_WHAT IS EXPECTED_. Nothing should be left out: output all of the entries exactly.

+ + + + +

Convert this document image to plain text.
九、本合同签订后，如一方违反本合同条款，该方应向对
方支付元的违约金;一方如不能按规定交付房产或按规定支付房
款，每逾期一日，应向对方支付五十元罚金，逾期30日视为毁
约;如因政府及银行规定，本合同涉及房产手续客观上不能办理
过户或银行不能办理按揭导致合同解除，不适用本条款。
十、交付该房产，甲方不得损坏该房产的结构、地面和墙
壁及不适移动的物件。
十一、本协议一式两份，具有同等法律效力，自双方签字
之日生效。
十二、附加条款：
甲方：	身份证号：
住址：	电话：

+ + + + +

_SOLUTION BELOW_.
Convert this document image to plain text.
九、本合同签订后，如一方违反本合同条款，该方应向对
方支付元的违约金;一方如不能按规定交付房产或按规定支付房
款，每逾期一日，应向对方支付五十元罚金，逾期30日视为毁
约;如因政府及银行规定，本合同涉及房产手续客观上不能办理
过户或银行不能办理按揭导致合同解除，不适用本条款。
十、交付该房产，甲方不得损坏该房产的结构、地面和墙
壁及不适移动的物件。
十一、本协议一式两份，具有同等法律效力，自双方签字
之日生效。
十二、附加条款：
甲方：	身份证号：
住址：	电话：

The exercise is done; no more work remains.